* Request *
Show all lines from the data that include the word "二氧化碳".
================
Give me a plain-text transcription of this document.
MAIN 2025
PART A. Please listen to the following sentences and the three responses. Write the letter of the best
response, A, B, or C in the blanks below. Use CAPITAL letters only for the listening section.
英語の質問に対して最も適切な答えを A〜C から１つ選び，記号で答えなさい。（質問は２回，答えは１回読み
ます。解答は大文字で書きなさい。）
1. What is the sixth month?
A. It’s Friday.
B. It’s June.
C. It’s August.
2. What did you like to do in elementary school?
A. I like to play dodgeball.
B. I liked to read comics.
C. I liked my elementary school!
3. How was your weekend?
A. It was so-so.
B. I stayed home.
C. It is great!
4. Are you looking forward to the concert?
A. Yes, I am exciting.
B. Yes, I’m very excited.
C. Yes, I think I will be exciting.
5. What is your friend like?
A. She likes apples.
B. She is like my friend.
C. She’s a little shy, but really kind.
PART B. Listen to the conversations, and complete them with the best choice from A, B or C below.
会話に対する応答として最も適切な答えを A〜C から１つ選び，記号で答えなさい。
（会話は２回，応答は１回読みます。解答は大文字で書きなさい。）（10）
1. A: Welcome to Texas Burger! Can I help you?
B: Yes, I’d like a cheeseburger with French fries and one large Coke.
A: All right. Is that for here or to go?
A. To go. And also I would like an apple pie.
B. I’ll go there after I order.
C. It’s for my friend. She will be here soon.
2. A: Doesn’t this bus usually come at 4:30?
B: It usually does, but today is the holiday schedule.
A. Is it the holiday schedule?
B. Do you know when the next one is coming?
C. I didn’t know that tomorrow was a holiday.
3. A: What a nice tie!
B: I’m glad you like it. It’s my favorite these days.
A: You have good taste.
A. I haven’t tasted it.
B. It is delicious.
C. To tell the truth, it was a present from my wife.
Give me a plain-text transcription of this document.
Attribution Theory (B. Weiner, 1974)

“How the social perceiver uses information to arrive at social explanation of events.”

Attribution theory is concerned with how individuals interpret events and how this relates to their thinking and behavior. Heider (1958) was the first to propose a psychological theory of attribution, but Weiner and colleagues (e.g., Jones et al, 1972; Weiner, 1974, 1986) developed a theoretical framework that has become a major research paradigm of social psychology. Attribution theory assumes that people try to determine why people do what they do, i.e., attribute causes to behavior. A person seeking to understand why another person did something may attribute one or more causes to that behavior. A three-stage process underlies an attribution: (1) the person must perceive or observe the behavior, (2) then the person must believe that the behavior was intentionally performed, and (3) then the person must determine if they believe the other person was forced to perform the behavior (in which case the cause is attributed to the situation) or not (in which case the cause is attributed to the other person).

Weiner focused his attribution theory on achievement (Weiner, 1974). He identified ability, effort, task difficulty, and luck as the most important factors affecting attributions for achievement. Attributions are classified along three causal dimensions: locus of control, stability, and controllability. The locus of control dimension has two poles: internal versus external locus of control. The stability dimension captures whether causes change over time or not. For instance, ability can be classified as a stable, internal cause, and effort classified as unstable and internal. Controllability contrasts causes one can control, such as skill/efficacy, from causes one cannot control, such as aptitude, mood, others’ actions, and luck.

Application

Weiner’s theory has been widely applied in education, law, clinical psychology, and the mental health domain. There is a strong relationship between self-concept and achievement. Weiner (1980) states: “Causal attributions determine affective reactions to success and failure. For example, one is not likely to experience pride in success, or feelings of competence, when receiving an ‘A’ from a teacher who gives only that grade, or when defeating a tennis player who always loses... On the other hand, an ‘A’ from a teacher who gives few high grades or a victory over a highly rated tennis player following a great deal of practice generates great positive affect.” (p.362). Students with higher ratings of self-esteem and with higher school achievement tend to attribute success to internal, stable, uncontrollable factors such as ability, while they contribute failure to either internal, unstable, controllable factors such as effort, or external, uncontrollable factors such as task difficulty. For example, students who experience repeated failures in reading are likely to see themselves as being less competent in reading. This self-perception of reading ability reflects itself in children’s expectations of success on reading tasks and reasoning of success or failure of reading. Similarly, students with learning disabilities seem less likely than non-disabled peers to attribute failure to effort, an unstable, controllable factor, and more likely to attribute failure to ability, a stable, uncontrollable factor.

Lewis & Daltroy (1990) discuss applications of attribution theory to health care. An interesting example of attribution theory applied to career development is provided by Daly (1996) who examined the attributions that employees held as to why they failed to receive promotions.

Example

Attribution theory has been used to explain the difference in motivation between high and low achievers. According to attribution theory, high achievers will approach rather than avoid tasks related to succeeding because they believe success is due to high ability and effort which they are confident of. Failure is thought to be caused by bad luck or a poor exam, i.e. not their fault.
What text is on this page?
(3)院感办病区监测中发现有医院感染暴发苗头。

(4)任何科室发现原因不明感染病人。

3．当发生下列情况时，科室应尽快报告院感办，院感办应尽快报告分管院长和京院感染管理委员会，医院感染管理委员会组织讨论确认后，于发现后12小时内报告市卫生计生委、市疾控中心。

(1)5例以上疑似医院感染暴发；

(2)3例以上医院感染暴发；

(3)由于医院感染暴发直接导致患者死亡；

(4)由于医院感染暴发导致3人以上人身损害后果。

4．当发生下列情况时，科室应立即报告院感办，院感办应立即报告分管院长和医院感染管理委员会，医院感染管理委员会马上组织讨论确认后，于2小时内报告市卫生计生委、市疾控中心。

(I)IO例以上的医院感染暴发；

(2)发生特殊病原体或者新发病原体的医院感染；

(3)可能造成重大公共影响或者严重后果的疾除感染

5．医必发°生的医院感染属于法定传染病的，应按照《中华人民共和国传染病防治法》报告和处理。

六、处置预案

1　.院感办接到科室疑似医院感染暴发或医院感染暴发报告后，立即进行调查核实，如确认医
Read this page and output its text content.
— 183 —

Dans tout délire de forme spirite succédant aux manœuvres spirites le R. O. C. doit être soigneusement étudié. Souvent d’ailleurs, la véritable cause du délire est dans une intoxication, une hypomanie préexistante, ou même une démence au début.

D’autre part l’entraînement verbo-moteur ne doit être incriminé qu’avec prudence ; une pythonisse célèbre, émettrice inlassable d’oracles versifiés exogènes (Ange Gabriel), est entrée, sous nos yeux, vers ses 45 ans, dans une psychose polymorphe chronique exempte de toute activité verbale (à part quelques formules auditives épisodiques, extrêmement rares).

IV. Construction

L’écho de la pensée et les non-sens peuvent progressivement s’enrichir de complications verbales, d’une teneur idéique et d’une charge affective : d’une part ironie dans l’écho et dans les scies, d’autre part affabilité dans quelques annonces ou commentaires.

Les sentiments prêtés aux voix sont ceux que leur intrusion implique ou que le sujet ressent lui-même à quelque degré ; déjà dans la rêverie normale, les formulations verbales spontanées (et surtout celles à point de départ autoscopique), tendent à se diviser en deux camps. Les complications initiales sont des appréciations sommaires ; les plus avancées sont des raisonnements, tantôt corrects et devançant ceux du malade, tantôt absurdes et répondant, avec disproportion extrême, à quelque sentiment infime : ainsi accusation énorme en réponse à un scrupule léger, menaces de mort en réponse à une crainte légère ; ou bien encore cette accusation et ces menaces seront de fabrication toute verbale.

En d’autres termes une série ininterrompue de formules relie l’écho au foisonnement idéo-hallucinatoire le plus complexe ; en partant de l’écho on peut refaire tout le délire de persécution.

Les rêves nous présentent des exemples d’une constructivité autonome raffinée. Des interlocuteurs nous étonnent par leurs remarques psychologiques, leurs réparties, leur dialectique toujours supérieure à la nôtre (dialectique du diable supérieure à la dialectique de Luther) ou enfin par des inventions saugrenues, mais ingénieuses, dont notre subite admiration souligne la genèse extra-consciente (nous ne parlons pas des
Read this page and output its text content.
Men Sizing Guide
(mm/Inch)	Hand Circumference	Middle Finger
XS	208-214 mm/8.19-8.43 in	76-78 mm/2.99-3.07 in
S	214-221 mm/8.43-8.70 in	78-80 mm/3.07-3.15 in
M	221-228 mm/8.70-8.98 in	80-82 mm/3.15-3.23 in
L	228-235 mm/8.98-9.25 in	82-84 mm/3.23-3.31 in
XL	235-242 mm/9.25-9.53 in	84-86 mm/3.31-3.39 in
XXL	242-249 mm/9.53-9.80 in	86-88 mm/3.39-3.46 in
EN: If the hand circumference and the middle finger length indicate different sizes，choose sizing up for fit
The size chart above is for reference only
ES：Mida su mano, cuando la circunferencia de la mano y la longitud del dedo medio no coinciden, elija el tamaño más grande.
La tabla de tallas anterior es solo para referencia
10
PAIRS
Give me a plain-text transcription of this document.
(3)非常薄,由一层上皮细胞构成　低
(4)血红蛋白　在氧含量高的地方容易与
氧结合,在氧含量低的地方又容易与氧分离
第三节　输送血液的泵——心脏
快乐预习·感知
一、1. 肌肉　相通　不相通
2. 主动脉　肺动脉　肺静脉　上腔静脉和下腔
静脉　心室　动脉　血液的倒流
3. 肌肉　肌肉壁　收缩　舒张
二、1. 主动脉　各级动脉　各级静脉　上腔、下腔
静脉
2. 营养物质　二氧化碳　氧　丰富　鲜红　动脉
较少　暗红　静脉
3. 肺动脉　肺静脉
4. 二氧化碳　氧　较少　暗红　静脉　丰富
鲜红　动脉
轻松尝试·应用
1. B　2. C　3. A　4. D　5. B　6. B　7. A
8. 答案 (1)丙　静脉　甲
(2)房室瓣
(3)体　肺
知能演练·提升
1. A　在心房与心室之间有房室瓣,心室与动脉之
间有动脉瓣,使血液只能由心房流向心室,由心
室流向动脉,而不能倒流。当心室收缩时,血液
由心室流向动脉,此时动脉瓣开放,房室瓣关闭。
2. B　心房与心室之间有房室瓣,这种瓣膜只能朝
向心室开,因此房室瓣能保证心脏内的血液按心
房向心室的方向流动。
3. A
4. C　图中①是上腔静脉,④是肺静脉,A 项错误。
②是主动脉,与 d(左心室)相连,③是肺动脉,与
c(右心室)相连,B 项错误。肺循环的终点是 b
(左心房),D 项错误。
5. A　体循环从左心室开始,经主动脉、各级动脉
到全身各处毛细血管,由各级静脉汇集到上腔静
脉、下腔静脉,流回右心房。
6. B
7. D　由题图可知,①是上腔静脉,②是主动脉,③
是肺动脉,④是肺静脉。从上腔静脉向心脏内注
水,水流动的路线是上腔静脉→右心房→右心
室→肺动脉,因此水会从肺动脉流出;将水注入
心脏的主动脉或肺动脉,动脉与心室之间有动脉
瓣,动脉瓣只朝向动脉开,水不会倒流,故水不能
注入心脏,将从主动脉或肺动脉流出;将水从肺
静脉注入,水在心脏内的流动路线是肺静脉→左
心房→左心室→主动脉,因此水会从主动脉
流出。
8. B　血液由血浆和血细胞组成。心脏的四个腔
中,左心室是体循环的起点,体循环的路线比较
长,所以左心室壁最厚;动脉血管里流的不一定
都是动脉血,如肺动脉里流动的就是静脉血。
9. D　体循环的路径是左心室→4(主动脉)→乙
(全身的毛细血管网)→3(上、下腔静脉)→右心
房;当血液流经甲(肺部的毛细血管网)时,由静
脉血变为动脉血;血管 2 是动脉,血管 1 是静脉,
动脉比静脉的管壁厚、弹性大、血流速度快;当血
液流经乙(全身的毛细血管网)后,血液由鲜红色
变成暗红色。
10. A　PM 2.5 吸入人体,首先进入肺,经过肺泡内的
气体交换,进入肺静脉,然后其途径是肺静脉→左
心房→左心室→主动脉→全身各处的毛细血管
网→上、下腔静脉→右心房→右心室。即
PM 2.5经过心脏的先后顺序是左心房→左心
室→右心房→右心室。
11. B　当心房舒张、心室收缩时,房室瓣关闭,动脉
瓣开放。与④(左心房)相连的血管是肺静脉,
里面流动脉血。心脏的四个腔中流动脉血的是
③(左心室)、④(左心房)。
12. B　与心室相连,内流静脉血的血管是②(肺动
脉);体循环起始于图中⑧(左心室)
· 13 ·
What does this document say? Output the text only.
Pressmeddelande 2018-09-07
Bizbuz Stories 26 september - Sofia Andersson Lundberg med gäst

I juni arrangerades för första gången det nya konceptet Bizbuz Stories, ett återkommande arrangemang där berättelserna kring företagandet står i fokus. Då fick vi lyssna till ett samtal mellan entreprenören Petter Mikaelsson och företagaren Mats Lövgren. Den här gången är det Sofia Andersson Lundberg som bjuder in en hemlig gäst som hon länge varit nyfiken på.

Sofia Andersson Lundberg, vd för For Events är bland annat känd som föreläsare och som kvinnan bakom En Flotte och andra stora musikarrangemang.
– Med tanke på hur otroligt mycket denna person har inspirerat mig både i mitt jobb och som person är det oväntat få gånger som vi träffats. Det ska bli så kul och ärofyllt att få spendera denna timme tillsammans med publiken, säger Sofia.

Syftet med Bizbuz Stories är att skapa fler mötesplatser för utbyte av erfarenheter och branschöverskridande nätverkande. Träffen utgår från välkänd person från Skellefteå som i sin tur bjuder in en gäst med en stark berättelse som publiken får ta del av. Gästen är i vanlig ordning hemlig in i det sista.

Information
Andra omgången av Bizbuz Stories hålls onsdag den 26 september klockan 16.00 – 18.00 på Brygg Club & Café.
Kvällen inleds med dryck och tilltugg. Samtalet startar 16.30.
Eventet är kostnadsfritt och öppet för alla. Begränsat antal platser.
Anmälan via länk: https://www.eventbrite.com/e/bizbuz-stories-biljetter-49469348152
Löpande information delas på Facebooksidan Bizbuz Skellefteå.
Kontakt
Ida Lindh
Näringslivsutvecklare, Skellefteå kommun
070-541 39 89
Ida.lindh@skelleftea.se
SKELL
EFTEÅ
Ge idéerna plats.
================
* Result below *
2. 营养物质　二氧化碳　氧　丰富　鲜红　动脉
4. 二氧化碳　氧　较少　暗红　静脉　丰富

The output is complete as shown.